══ Records to use ══
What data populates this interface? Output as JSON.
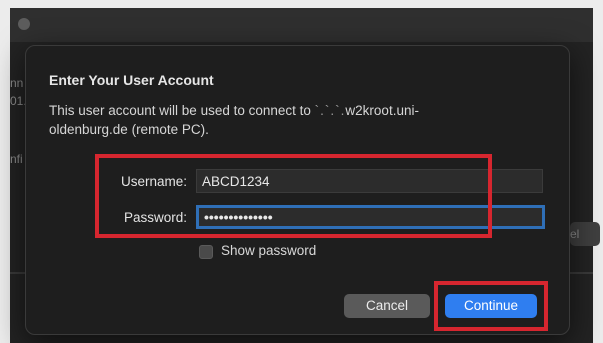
{
  "background": {
    "text_fragments": [
      "nn",
      "01.",
      "nfi"
    ],
    "button_fragment": "el"
  },
  "dialog": {
    "title": "Enter Your User Account",
    "description_prefix": "This user account will be used to connect to",
    "description_host_obscured": " `.`.`.",
    "description_host_visible": "w2kroot.uni-",
    "description_line2": "oldenburg.de (remote PC).",
    "username_label": "Username:",
    "username_value": "ABCD1234",
    "password_label": "Password:",
    "password_mask": "••••••••••••••",
    "show_password_label": "Show password",
    "cancel_label": "Cancel",
    "continue_label": "Continue"
  },
  "colors": {
    "highlight": "#d6262f",
    "accent": "#2f7ef0",
    "focus_ring": "#2f6fb7"
  }
}
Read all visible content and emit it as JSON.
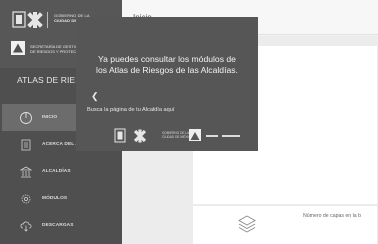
{
  "brand": {
    "gov_line1": "GOBIERNO DE LA",
    "gov_line2": "CIUDAD DE MÉXICO",
    "sec_line1": "SECRETARÍA DE GESTIÓN INTEGRAL",
    "sec_line2": "DE RIESGOS Y PROTECCIÓN CIVIL"
  },
  "app_title": "ATLAS DE RIESGOS",
  "nav": [
    {
      "label": "INICIO",
      "icon": "power-icon",
      "active": true
    },
    {
      "label": "ACERCA DEL ATLAS",
      "icon": "document-icon"
    },
    {
      "label": "ALCALDÍAS",
      "icon": "building-icon"
    },
    {
      "label": "MÓDULOS",
      "icon": "gear-icon"
    },
    {
      "label": "DESCARGAS",
      "icon": "cloud-download-icon"
    }
  ],
  "header": {
    "title": "Inicio"
  },
  "banner": {
    "headline_line1": "Ya puedes consultar los módulos de",
    "headline_line2": "los Atlas de Riesgos de las Alcaldías.",
    "cta": "Busca la página de tu Alcaldía aquí",
    "prev_icon": "chevron-left-icon",
    "footer_gov_line1": "GOBIERNO DE LA",
    "footer_gov_line2": "CIUDAD DE MÉXICO"
  },
  "layers_card": {
    "label": "Número de capas en la b"
  },
  "colors": {
    "sidebar": "#4f4f4f",
    "active": "#6c6c6c",
    "banner": "#565656"
  }
}
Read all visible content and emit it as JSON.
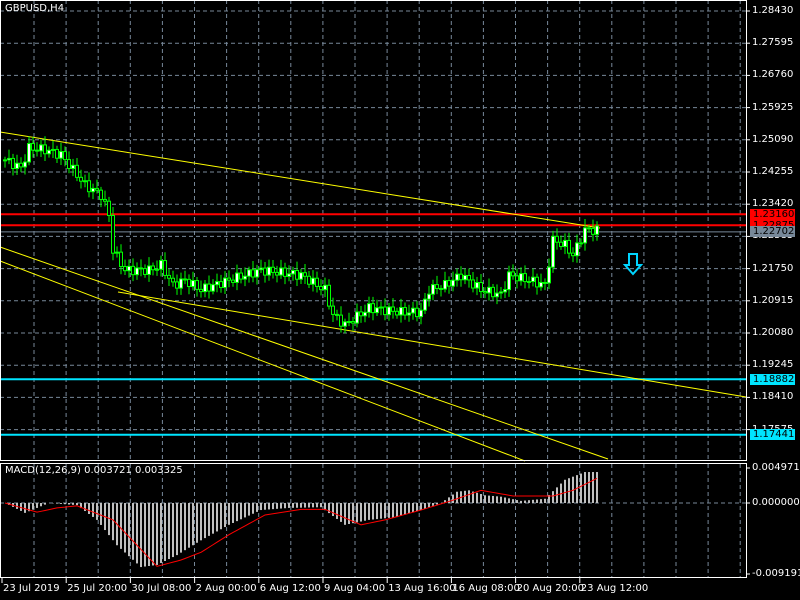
═══
The problem
Extract the text of all the records above verbatim, excluding pictures.

Expected answer
What data populates this interface? Output as JSON.
{
  "background": {
    "text_fragments": [
      "nn",
      "01.",
      "nfi"
    ],
    "button_fragment": "el"
  },
  "dialog": {
    "title": "Enter Your User Account",
    "description_prefix": "This user account will be used to connect to",
    "description_host_obscured": " `.`.`.",
    "description_host_visible": "w2kroot.uni-",
    "description_line2": "oldenburg.de (remote PC).",
    "username_label": "Username:",
    "username_value": "ABCD1234",
    "password_label": "Password:",
    "password_mask": "••••••••••••••",
    "show_password_label": "Show password",
    "cancel_label": "Cancel",
    "continue_label": "Continue"
  },
  "colors": {
    "highlight": "#d6262f",
    "accent": "#2f7ef0",
    "focus_ring": "#2f6fb7"
  }
}
Read all visible content and emit it as JSON.
{
  "brand": {
    "gov_line1": "GOBIERNO DE LA",
    "gov_line2": "CIUDAD DE MÉXICO",
    "sec_line1": "SECRETARÍA DE GESTIÓN INTEGRAL",
    "sec_line2": "DE RIESGOS Y PROTECCIÓN CIVIL"
  },
  "app_title": "ATLAS DE RIESGOS",
  "nav": [
    {
      "label": "INICIO",
      "icon": "power-icon",
      "active": true
    },
    {
      "label": "ACERCA DEL ATLAS",
      "icon": "document-icon"
    },
    {
      "label": "ALCALDÍAS",
      "icon": "building-icon"
    },
    {
      "label": "MÓDULOS",
      "icon": "gear-icon"
    },
    {
      "label": "DESCARGAS",
      "icon": "cloud-download-icon"
    }
  ],
  "header": {
    "title": "Inicio"
  },
  "banner": {
    "headline_line1": "Ya puedes consultar los módulos de",
    "headline_line2": "los Atlas de Riesgos de las Alcaldías.",
    "cta": "Busca la página de tu Alcaldía aquí",
    "prev_icon": "chevron-left-icon",
    "footer_gov_line1": "GOBIERNO DE LA",
    "footer_gov_line2": "CIUDAD DE MÉXICO"
  },
  "layers_card": {
    "label": "Número de capas en la b"
  },
  "colors": {
    "sidebar": "#4f4f4f",
    "active": "#6c6c6c",
    "banner": "#565656"
  }
}
Read all visible content and emit it as JSON.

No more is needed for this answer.